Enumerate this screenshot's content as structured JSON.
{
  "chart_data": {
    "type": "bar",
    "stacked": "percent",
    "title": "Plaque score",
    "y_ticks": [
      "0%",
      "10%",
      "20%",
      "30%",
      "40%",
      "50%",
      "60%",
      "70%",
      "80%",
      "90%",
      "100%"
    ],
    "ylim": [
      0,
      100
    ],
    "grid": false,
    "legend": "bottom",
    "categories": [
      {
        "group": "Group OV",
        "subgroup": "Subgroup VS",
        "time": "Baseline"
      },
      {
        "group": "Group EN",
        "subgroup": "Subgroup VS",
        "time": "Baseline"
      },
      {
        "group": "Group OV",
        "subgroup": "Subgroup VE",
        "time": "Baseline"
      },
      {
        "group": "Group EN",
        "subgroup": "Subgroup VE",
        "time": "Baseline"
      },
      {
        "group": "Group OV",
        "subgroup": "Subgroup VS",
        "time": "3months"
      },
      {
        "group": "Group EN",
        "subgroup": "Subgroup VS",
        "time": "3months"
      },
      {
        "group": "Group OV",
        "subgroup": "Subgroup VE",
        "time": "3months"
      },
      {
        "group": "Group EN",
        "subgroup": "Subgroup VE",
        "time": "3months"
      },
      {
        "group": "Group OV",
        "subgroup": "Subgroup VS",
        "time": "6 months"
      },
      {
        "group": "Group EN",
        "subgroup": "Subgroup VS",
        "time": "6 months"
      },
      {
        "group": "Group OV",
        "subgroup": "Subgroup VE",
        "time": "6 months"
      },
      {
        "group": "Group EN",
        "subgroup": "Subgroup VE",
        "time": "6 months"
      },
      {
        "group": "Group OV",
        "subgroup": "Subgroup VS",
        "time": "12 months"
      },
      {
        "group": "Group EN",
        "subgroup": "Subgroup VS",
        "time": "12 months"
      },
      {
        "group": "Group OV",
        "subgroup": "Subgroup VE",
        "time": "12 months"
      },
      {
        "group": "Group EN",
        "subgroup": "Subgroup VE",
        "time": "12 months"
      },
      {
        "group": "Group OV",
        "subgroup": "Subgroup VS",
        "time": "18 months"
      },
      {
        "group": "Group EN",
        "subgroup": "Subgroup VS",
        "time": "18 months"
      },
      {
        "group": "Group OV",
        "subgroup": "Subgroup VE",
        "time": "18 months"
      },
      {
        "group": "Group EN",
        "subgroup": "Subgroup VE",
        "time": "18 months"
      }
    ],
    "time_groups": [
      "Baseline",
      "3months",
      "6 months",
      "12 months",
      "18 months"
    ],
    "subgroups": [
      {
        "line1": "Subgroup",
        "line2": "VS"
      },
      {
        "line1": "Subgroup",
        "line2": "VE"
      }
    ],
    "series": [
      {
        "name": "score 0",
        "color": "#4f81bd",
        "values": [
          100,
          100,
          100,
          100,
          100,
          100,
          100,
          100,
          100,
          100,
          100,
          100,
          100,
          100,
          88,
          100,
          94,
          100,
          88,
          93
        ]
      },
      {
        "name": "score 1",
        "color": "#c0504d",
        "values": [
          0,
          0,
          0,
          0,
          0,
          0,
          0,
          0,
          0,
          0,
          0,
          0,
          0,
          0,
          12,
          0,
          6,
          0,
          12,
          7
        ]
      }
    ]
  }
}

Task
Return every line from the records above that holds the word "score".

Written response
    "title": "Plaque score",
        "name": "score 0",
        "name": "score 1",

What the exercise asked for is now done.